Biker Down Update: Matthew Manger-Lynch

A couple in from Andy in Chicago:

From: Andy
Subject: Re: Cyclist down
There seems to be a massive troll movement around this whole deal. A bunch of people are calling Matt a dumbass and pissing blame. A wide group of people got exposed in a small amount of time to a concept that is unfathomable to them, and many have a hard time seeing what’s so fun about it. Our local cycling advocacy group has done everything to distance itself from the incident. I understand why they would want to do so, but it really burns me that when feces strikes a rotating air mover, they immediately go into defense mode. It’s really unusual, because I know that more then a handful of people from the Chicagoland Bike Federation have participated in these things. Part of the same pool of people they look to for volunteers and support ran in these races, and they took a big dump on our heads.

### Excerpted data
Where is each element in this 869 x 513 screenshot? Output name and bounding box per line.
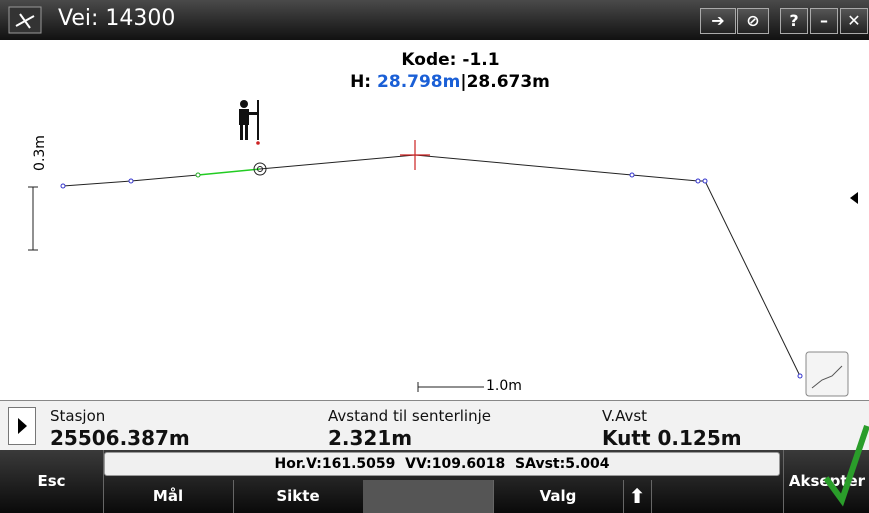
measure-button[interactable]: Mål [103,480,234,513]
height-label: H: [350,72,372,92]
esc-button[interactable]: Esc [0,450,104,513]
profile-line [259,154,801,377]
status-bar: Stasjon 25506.387m Avstand til senterlin… [0,400,869,451]
button-bar: Esc Hor.V:161.5059 VV:109.6018 SAvst:5.0… [0,425,869,513]
nav-button[interactable]: ➔ [700,8,736,34]
status-label: Stasjon [50,407,106,425]
profile-view [28,100,858,397]
minimize-button[interactable]: – [810,8,838,34]
title: Vei: 14300 [58,6,176,31]
help-button[interactable]: ? [780,8,808,34]
status-value: 2.321m [328,426,413,450]
vertical-scale: 0.3m [31,135,48,171]
options-button[interactable]: Valg [493,480,624,513]
stop-button[interactable]: ⊘ [737,8,769,34]
status-label: V.Avst [602,407,648,425]
close-button[interactable]: ✕ [840,8,868,34]
horizontal-scale: 1.0m [486,378,522,394]
info-box: Hor.V:161.5059 VV:109.6018 SAvst:5.004 [104,452,780,476]
height-row: H: 28.798m|28.673m [350,72,550,92]
accept-check [823,425,869,507]
height-design: 28.798m [377,72,461,92]
app-icon [8,6,42,34]
code: Kode: -1.1 [401,50,500,70]
expand-button[interactable] [8,407,36,445]
status-label: Avstand til senterlinje [328,407,491,425]
height-measured: 28.673m [466,72,550,92]
title-bar: Vei: 14300 ➔ ⊘ ? – ✕ [0,0,869,40]
empty-button[interactable] [363,480,494,513]
status-value: 25506.387m [50,426,190,450]
surveyor-icon [239,100,259,140]
profile-line-active [197,168,261,176]
up-button[interactable]: ⬆ [623,480,652,513]
sight-button[interactable]: Sikte [233,480,364,513]
status-value: Kutt 0.125m [602,426,742,450]
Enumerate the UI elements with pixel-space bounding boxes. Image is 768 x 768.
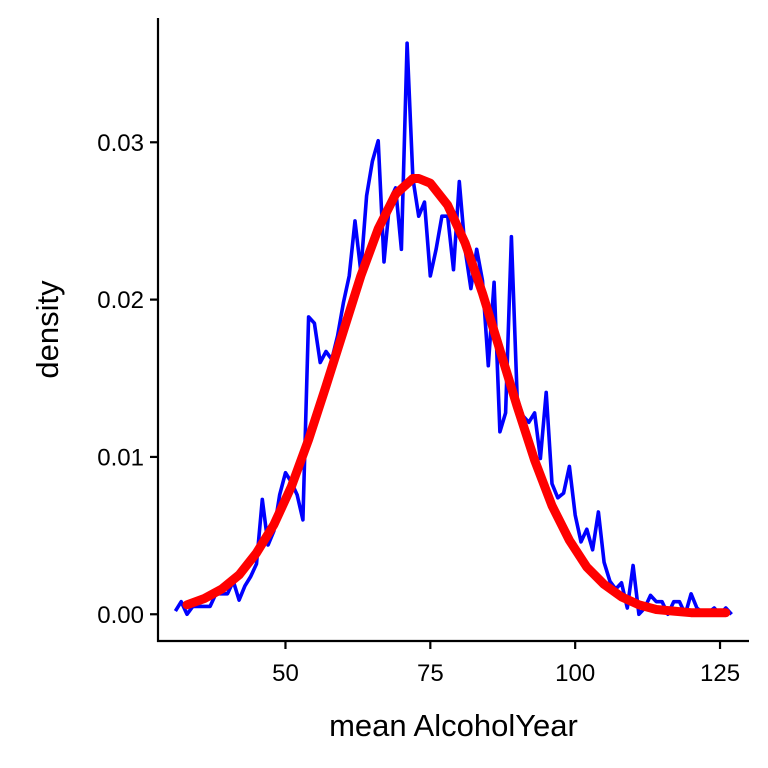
- y-axis-title: density: [30, 280, 65, 379]
- y-tick-label: 0.01: [97, 444, 144, 471]
- x-tick-label: 75: [417, 660, 444, 687]
- empirical-density-line: [173, 41, 733, 617]
- plot-area: [173, 41, 733, 618]
- x-tick-label: 50: [272, 660, 299, 687]
- x-axis-ticks: 50 75 100 125: [272, 641, 740, 687]
- x-axis-title: mean AlcoholYear: [329, 708, 578, 743]
- x-tick-label: 125: [700, 660, 740, 687]
- y-tick-label: 0.00: [97, 602, 144, 629]
- normal-fit-curve: [182, 174, 731, 618]
- y-tick-label: 0.03: [97, 130, 144, 157]
- y-axis-ticks: 0.00 0.01 0.02 0.03: [97, 130, 158, 629]
- x-tick-label: 100: [555, 660, 595, 687]
- y-tick-label: 0.02: [97, 287, 144, 314]
- axes: 0.00 0.01 0.02 0.03 50 75 100 125: [97, 18, 749, 687]
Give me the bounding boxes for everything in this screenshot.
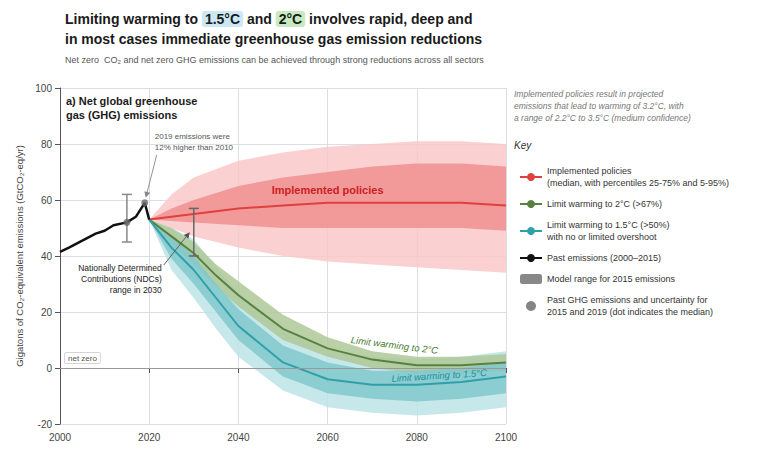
svg-text:in most cases immediate greenh: in most cases immediate greenhouse gas e… [65,31,482,47]
svg-text:a range of 2.2°C to 3.5°C (med: a range of 2.2°C to 3.5°C (medium confid… [514,113,691,123]
svg-text:range in 2030: range in 2030 [110,285,162,295]
svg-text:Implemented policies: Implemented policies [547,166,632,176]
svg-text:Limit warming to 1.5°C (>50%): Limit warming to 1.5°C (>50%) [547,220,669,230]
svg-text:2019 emissions were: 2019 emissions were [155,132,231,141]
svg-text:0: 0 [46,363,52,374]
svg-text:2060: 2060 [316,432,339,443]
svg-text:Contributions (NDCs): Contributions (NDCs) [81,274,162,284]
svg-text:Limiting warming to: Limiting warming to [65,11,202,27]
svg-text:-20: -20 [38,419,53,430]
svg-text:net zero: net zero [68,354,97,363]
svg-text:and: and [243,11,276,27]
svg-text:40: 40 [41,251,53,262]
svg-text:1.5°C: 1.5°C [205,11,240,27]
svg-text:2015 and 2019 (dot indicates t: 2015 and 2019 (dot indicates the median) [547,307,713,317]
svg-text:(median, with percentiles 25-7: (median, with percentiles 25-75% and 5-9… [547,178,729,188]
svg-text:60: 60 [41,195,53,206]
svg-text:Implemented policies: Implemented policies [272,184,384,196]
svg-text:100: 100 [35,83,52,94]
svg-text:2100: 2100 [495,432,518,443]
svg-text:emissions that lead to warming: emissions that lead to warming of 3.2°C,… [514,101,684,111]
svg-text:Net zero CO₂ and net zero GHG: Net zero CO₂ and net zero GHG emissions … [65,55,484,65]
svg-text:Past GHG emissions and uncerta: Past GHG emissions and uncertainty for [547,295,708,305]
svg-text:2°C: 2°C [279,11,303,27]
svg-text:2040: 2040 [227,432,250,443]
svg-text:2080: 2080 [406,432,429,443]
svg-text:Past emissions (2000–2015): Past emissions (2000–2015) [547,253,661,263]
svg-text:20: 20 [41,307,53,318]
svg-text:Limit warming to 2°C: Limit warming to 2°C [350,334,438,356]
svg-text:Gigatons of CO₂-equivalent emi: Gigatons of CO₂-equivalent emissions (Gt… [14,145,25,367]
svg-text:80: 80 [41,139,53,150]
svg-text:with no or limited overshoot: with no or limited overshoot [546,232,657,242]
svg-text:Limit warming to 1.5°C: Limit warming to 1.5°C [391,367,487,384]
svg-text:Key: Key [514,140,532,151]
svg-text:Limit warming to 2°C (>67%): Limit warming to 2°C (>67%) [547,199,662,209]
svg-text:12% higher than 2010: 12% higher than 2010 [155,143,234,152]
svg-text:Nationally Determined: Nationally Determined [78,263,162,273]
svg-text:2000: 2000 [49,432,72,443]
svg-text:a) Net global greenhouse: a) Net global greenhouse [66,95,197,107]
svg-text:Implemented policies result in: Implemented policies result in projected [514,89,664,99]
svg-text:gas (GHG) emissions: gas (GHG) emissions [66,109,177,121]
svg-text:2020: 2020 [138,432,161,443]
svg-text:involves rapid, deep and: involves rapid, deep and [305,11,472,27]
svg-text:Model range for 2015 emissions: Model range for 2015 emissions [547,274,676,284]
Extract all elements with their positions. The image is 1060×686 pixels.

### Set exercise
From the Biker Down update, list every action the email attributes to "our local cycling advocacy group."

### Task output
- Has done everything to distance itself from the incident
- Immediately goes into defense mode "when feces strikes a rotating air mover"
- Looks to a pool of people for volunteers and support (the same pool that ran in these races)
- "Took a big dump on our heads"